PROBLEM STATEMENT
Pictures aside, quote the whole listing exactly.

[Saved entries]

★ ★ ★ ★ ★ ★ ★

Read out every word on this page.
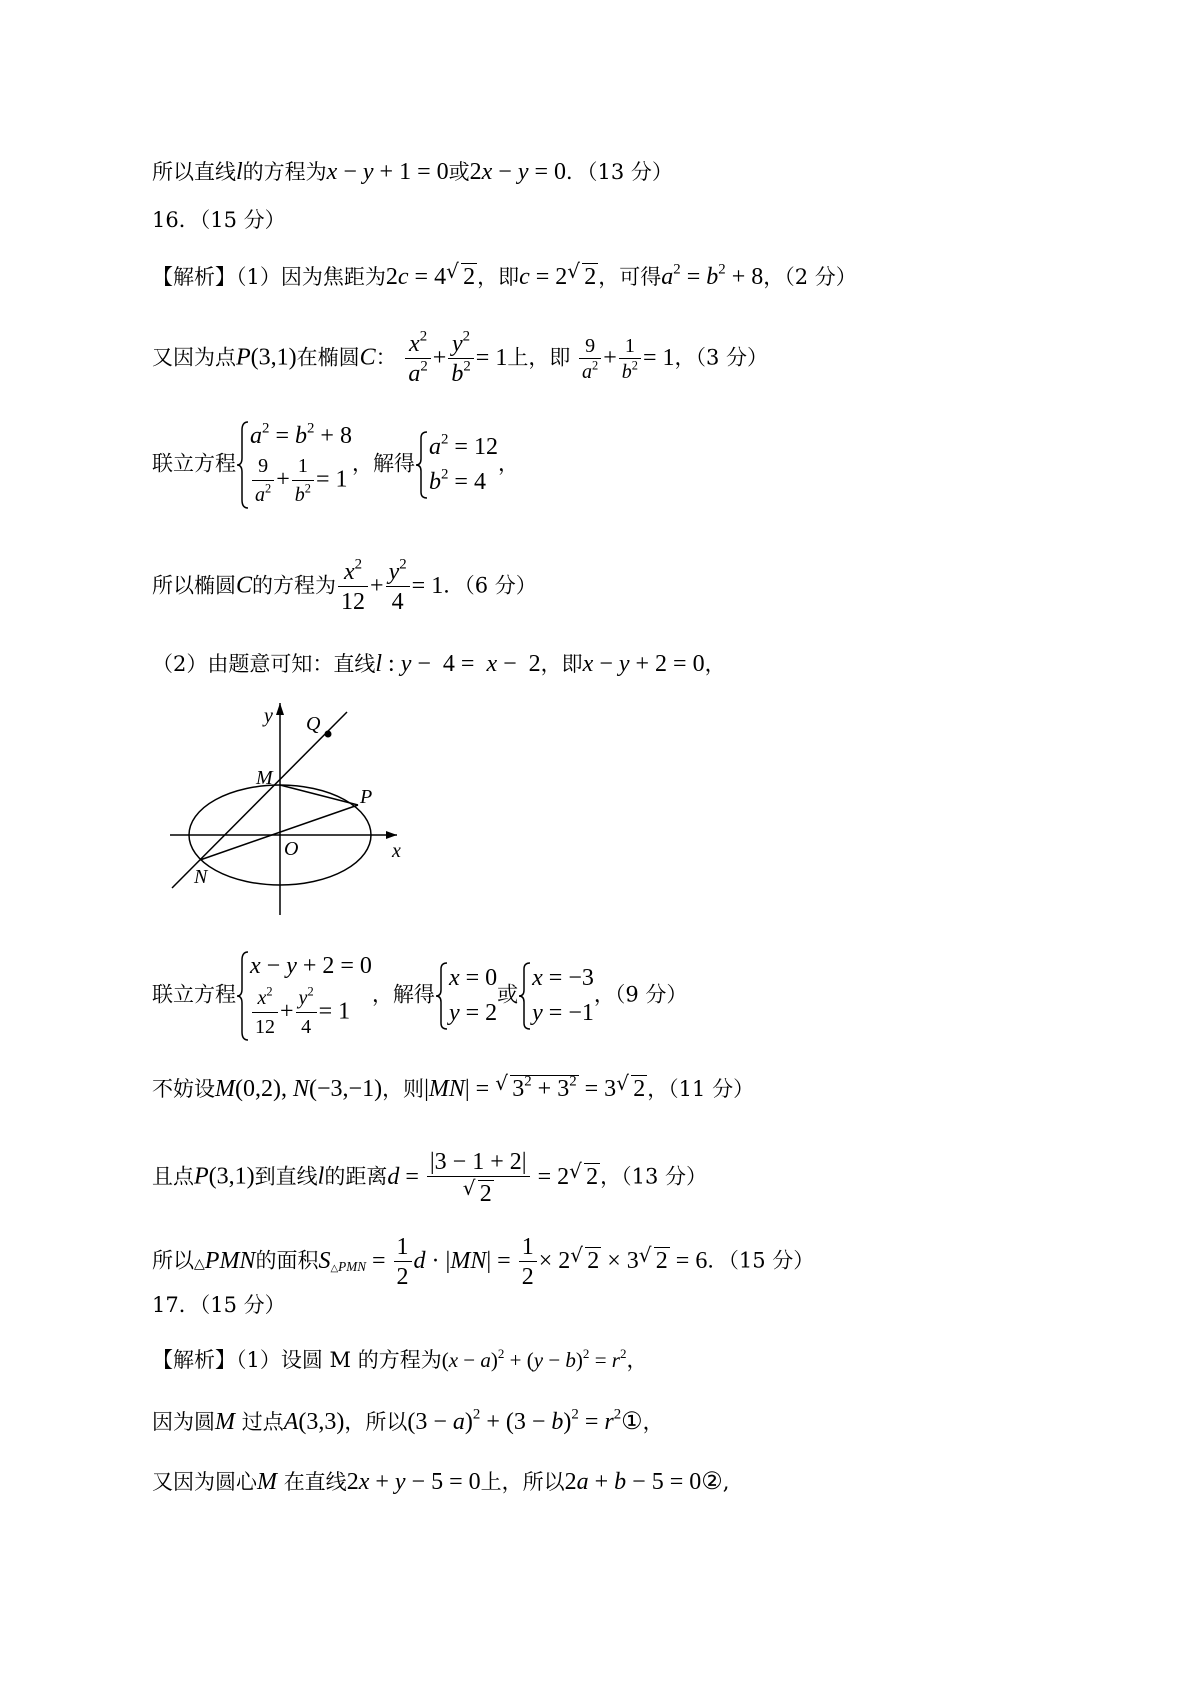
所以直线l的方程为x − y + 1 = 0或2x − y = 0．（13 分）
16．（15 分）
【解析】（1）因为焦距为2c = 4√ 2，即c = 2√ 2，可得$a^2 = b^2 + 8$，（2 分）
又因为点P(3,1)在椭圆C： $\frac{x^2}{a^2} + \frac{y^2}{b^2} = 1$上，即 $\frac{9}{a^2} + \frac{1}{b^2} = 1$，（3 分）
联立方程
$a^2 = b^2 + 8$
$\frac{9}{a^2} + \frac{1}{b^2} = 1$
，解得
$a^2 = 12$
$b^2 = 4$
，
所以椭圆C的方程为 $\frac{x^2}{12} + \frac{y^2}{4} = 1$．（6 分）
（2）由题意可知：直线l : y −  4 =  x −  2，即x − y + 2 = 0，
y
x
O
M
P
Q
N
联立方程
x − y + 2 = 0
$\frac{x^2}{12} + \frac{y^2}{4} = 1$
，解得
x = 0
y = 2
或
x = −3
y = −1
，（9 分）
不妨设M(0,2), N(−3,−1)，则|MN| = √ $3^2 + 3^2 = 3√$ 2，（11 分）
且点P(3,1)到直线l的距离d = |3 − 1 + 2|
√ 2 = 2√ 2，（13 分）
所以△PMN的面积$S_{\triangle PMN} = \frac{1}{2}$ $d \cdot |MN| = \frac{1}{2} \times 2√$ 2 × 3√ 2 = 6．（15 分）
17．（15 分）
【解析】（1）设圆 M 的方程为$(x - a)^2 + (y - b)^2 = r^2$，
因为圆M 过点A(3,3)，所以$(3 - a)^2 + (3 - b)^2$ = $r^2①$，
又因为圆心M 在直线2x + y − 5 = 0上，所以2a + b − 5 = 0②,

★ ★ ★ ★ ★ ★ ★

ANSWER BELOW
Read out every word on this page.
所以直线l的方程为x − y + 1 = 0或2x − y = 0．（13 分）
16．（15 分）
【解析】（1）因为焦距为2c = 4√ 2，即c = 2√ 2，可得$a^2 = b^2 + 8$，（2 分）
又因为点P(3,1)在椭圆C： $\frac{x^2}{a^2} + \frac{y^2}{b^2} = 1$上，即 $\frac{9}{a^2} + \frac{1}{b^2} = 1$，（3 分）
联立方程
$a^2 = b^2 + 8$
$\frac{9}{a^2} + \frac{1}{b^2} = 1$
，解得
$a^2 = 12$
$b^2 = 4$
，
所以椭圆C的方程为 $\frac{x^2}{12} + \frac{y^2}{4} = 1$．（6 分）
（2）由题意可知：直线l : y −  4 =  x −  2，即x − y + 2 = 0，
y
x
O
M
P
Q
N
联立方程
x − y + 2 = 0
$\frac{x^2}{12} + \frac{y^2}{4} = 1$
，解得
x = 0
y = 2
或
x = −3
y = −1
，（9 分）
不妨设M(0,2), N(−3,−1)，则|MN| = √ $3^2 + 3^2 = 3√$ 2，（11 分）
且点P(3,1)到直线l的距离d = |3 − 1 + 2|
√ 2 = 2√ 2，（13 分）
所以△PMN的面积$S_{\triangle PMN} = \frac{1}{2}$ $d \cdot |MN| = \frac{1}{2} \times 2√$ 2 × 3√ 2 = 6．（15 分）
17．（15 分）
【解析】（1）设圆 M 的方程为$(x - a)^2 + (y - b)^2 = r^2$，
因为圆M 过点A(3,3)，所以$(3 - a)^2 + (3 - b)^2$ = $r^2①$，
又因为圆心M 在直线2x + y − 5 = 0上，所以2a + b − 5 = 0②,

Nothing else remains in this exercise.